- **STATED PROBLEM**
Count how many lines in this material contain "Zhang". The answer is that number alone.
[start]
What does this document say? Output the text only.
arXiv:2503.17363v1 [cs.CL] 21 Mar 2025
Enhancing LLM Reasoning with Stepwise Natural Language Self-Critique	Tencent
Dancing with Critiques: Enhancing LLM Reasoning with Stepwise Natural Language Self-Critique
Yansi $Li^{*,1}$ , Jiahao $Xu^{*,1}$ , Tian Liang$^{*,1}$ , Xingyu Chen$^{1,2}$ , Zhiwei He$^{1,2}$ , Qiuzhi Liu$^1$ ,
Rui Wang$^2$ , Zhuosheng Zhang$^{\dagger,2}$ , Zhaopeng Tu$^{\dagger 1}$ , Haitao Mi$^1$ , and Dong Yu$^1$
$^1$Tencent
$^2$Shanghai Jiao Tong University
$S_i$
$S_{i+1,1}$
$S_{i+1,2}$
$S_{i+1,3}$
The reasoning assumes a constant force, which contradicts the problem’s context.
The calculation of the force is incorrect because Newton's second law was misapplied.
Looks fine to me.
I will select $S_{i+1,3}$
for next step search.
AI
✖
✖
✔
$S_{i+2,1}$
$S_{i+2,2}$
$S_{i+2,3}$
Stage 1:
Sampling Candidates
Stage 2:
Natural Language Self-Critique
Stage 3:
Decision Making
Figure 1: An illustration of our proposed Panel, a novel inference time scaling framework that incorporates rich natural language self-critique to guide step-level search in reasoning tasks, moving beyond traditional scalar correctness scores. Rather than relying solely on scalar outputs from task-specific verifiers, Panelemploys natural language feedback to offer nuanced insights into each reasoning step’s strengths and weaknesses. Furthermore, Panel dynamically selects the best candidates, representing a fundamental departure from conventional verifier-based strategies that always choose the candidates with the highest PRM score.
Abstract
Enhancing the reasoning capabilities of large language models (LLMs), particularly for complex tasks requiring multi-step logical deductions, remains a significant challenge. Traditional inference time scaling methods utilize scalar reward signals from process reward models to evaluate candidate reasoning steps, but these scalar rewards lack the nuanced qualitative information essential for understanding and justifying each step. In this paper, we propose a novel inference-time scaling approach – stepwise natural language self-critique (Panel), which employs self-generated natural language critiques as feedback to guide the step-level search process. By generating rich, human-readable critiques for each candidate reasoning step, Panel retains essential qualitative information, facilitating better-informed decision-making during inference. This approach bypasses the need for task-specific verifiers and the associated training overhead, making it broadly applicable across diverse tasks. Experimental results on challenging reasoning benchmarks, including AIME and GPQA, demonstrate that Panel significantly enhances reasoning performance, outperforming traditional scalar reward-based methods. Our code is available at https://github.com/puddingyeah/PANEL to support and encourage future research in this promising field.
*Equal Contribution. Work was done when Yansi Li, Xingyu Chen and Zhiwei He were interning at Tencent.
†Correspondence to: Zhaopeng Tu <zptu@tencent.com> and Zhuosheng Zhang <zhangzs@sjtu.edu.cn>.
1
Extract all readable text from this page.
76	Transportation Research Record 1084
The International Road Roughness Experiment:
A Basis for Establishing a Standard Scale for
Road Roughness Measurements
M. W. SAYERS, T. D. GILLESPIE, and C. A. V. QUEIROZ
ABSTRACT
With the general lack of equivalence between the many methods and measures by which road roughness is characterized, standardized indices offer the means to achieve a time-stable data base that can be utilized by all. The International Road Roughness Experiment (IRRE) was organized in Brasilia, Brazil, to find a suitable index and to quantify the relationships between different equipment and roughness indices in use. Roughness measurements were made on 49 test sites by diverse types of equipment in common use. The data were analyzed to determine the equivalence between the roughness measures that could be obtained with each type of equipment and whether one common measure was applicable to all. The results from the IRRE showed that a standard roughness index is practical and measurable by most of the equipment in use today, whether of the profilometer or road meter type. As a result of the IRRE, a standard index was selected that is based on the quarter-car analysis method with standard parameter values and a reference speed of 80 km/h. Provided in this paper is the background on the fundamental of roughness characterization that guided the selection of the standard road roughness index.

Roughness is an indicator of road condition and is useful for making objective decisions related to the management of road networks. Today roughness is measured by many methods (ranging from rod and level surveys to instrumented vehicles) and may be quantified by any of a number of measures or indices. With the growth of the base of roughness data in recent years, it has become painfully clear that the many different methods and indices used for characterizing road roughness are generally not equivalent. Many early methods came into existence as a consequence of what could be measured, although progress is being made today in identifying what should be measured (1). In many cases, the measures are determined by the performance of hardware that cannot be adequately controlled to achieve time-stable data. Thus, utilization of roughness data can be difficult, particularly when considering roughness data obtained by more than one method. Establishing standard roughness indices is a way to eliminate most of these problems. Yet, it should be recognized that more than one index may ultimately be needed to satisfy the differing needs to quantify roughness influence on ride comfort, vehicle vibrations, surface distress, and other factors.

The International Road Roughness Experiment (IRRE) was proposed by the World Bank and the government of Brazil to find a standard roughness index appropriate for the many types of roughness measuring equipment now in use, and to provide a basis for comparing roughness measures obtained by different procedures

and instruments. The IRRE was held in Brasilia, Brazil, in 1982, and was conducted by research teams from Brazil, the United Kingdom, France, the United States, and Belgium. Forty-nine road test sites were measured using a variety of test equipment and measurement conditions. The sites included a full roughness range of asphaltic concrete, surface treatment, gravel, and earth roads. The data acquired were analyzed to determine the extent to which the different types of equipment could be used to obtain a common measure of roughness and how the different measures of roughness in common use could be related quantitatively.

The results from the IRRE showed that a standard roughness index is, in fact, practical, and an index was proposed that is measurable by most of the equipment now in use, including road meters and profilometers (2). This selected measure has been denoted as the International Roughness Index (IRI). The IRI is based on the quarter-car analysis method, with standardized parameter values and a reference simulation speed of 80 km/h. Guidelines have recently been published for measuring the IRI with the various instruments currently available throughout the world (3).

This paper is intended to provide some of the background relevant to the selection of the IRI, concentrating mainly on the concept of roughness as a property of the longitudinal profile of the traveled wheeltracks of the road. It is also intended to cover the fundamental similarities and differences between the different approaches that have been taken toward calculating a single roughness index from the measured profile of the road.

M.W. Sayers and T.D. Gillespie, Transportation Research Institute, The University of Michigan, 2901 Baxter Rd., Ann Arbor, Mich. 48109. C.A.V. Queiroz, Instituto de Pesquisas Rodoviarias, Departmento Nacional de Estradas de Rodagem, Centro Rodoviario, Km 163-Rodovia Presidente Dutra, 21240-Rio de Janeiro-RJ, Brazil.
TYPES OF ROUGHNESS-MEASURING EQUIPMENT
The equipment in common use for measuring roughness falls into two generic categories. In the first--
[end]
- **OUTPUT OF THE EXERCISE**
2